Excerpts from a figure dataset
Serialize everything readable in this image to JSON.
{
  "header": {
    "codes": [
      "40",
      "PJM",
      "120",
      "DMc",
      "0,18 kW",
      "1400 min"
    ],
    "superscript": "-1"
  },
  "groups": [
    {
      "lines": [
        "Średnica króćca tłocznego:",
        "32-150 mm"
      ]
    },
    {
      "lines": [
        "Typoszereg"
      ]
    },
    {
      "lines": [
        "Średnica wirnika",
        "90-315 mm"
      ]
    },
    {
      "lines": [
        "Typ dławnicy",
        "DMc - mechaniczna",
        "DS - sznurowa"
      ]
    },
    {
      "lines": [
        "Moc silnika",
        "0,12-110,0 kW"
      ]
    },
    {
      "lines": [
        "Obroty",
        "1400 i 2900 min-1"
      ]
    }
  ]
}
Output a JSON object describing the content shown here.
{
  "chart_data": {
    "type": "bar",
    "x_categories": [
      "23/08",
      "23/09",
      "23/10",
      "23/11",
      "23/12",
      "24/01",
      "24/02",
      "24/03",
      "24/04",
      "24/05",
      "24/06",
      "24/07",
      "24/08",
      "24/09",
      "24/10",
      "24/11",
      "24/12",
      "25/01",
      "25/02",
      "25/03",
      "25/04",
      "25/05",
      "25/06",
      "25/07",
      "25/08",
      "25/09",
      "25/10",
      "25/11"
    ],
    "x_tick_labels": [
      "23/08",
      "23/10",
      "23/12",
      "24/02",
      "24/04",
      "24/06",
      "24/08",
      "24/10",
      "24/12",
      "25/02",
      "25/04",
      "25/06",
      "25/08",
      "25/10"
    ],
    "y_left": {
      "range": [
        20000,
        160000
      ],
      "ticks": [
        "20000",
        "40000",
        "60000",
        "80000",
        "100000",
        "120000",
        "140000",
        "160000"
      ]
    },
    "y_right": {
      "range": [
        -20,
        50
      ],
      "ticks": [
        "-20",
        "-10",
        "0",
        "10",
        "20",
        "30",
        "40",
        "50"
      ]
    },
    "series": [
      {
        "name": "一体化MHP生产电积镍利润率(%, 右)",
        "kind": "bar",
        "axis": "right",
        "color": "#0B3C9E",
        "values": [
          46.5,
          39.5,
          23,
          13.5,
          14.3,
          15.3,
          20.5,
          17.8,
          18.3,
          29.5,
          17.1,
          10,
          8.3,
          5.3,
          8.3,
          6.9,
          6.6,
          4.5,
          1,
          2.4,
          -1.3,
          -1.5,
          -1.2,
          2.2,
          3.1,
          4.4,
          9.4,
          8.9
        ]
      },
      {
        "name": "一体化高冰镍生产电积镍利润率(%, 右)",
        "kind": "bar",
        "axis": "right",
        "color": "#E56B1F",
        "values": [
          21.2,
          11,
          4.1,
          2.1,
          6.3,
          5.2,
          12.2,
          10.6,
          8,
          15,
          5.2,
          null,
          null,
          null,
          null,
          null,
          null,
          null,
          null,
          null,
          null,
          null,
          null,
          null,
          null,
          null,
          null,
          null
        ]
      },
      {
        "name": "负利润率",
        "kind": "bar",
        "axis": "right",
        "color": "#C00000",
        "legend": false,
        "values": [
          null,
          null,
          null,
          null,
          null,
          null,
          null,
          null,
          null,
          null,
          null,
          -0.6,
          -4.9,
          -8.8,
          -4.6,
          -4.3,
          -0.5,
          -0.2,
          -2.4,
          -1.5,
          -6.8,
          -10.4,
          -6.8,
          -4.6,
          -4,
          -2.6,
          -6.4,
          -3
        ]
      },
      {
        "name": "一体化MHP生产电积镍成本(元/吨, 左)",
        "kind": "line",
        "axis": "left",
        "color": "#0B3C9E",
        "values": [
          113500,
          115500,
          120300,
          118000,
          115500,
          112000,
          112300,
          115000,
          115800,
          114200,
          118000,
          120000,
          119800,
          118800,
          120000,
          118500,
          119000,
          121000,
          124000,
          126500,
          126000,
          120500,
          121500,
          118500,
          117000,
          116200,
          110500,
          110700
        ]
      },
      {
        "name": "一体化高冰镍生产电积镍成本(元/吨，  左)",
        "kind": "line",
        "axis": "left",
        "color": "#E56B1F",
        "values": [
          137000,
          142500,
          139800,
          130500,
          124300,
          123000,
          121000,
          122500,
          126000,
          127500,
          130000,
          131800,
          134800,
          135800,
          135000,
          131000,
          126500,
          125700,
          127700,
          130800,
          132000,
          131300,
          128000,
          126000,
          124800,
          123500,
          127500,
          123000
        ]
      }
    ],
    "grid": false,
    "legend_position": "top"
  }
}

_Instructions for the task_: Extract all of the data above without altering anything.

_Exercise output_:
Serialize everything readable in this image to JSON.
{
  "header": {
    "codes": [
      "40",
      "PJM",
      "120",
      "DMc",
      "0,18 kW",
      "1400 min"
    ],
    "superscript": "-1"
  },
  "groups": [
    {
      "lines": [
        "Średnica króćca tłocznego:",
        "32-150 mm"
      ]
    },
    {
      "lines": [
        "Typoszereg"
      ]
    },
    {
      "lines": [
        "Średnica wirnika",
        "90-315 mm"
      ]
    },
    {
      "lines": [
        "Typ dławnicy",
        "DMc - mechaniczna",
        "DS - sznurowa"
      ]
    },
    {
      "lines": [
        "Moc silnika",
        "0,12-110,0 kW"
      ]
    },
    {
      "lines": [
        "Obroty",
        "1400 i 2900 min-1"
      ]
    }
  ]
}
Output a JSON object describing the content shown here.
{
  "chart_data": {
    "type": "bar",
    "x_categories": [
      "23/08",
      "23/09",
      "23/10",
      "23/11",
      "23/12",
      "24/01",
      "24/02",
      "24/03",
      "24/04",
      "24/05",
      "24/06",
      "24/07",
      "24/08",
      "24/09",
      "24/10",
      "24/11",
      "24/12",
      "25/01",
      "25/02",
      "25/03",
      "25/04",
      "25/05",
      "25/06",
      "25/07",
      "25/08",
      "25/09",
      "25/10",
      "25/11"
    ],
    "x_tick_labels": [
      "23/08",
      "23/10",
      "23/12",
      "24/02",
      "24/04",
      "24/06",
      "24/08",
      "24/10",
      "24/12",
      "25/02",
      "25/04",
      "25/06",
      "25/08",
      "25/10"
    ],
    "y_left": {
      "range": [
        20000,
        160000
      ],
      "ticks": [
        "20000",
        "40000",
        "60000",
        "80000",
        "100000",
        "120000",
        "140000",
        "160000"
      ]
    },
    "y_right": {
      "range": [
        -20,
        50
      ],
      "ticks": [
        "-20",
        "-10",
        "0",
        "10",
        "20",
        "30",
        "40",
        "50"
      ]
    },
    "series": [
      {
        "name": "一体化MHP生产电积镍利润率(%, 右)",
        "kind": "bar",
        "axis": "right",
        "color": "#0B3C9E",
        "values": [
          46.5,
          39.5,
          23,
          13.5,
          14.3,
          15.3,
          20.5,
          17.8,
          18.3,
          29.5,
          17.1,
          10,
          8.3,
          5.3,
          8.3,
          6.9,
          6.6,
          4.5,
          1,
          2.4,
          -1.3,
          -1.5,
          -1.2,
          2.2,
          3.1,
          4.4,
          9.4,
          8.9
        ]
      },
      {
        "name": "一体化高冰镍生产电积镍利润率(%, 右)",
        "kind": "bar",
        "axis": "right",
        "color": "#E56B1F",
        "values": [
          21.2,
          11,
          4.1,
          2.1,
          6.3,
          5.2,
          12.2,
          10.6,
          8,
          15,
          5.2,
          null,
          null,
          null,
          null,
          null,
          null,
          null,
          null,
          null,
          null,
          null,
          null,
          null,
          null,
          null,
          null,
          null
        ]
      },
      {
        "name": "负利润率",
        "kind": "bar",
        "axis": "right",
        "color": "#C00000",
        "legend": false,
        "values": [
          null,
          null,
          null,
          null,
          null,
          null,
          null,
          null,
          null,
          null,
          null,
          -0.6,
          -4.9,
          -8.8,
          -4.6,
          -4.3,
          -0.5,
          -0.2,
          -2.4,
          -1.5,
          -6.8,
          -10.4,
          -6.8,
          -4.6,
          -4,
          -2.6,
          -6.4,
          -3
        ]
      },
      {
        "name": "一体化MHP生产电积镍成本(元/吨, 左)",
        "kind": "line",
        "axis": "left",
        "color": "#0B3C9E",
        "values": [
          113500,
          115500,
          120300,
          118000,
          115500,
          112000,
          112300,
          115000,
          115800,
          114200,
          118000,
          120000,
          119800,
          118800,
          120000,
          118500,
          119000,
          121000,
          124000,
          126500,
          126000,
          120500,
          121500,
          118500,
          117000,
          116200,
          110500,
          110700
        ]
      },
      {
        "name": "一体化高冰镍生产电积镍成本(元/吨，  左)",
        "kind": "line",
        "axis": "left",
        "color": "#E56B1F",
        "values": [
          137000,
          142500,
          139800,
          130500,
          124300,
          123000,
          121000,
          122500,
          126000,
          127500,
          130000,
          131800,
          134800,
          135800,
          135000,
          131000,
          126500,
          125700,
          127700,
          130800,
          132000,
          131300,
          128000,
          126000,
          124800,
          123500,
          127500,
          123000
        ]
      }
    ],
    "grid": false,
    "legend_position": "top"
  }
}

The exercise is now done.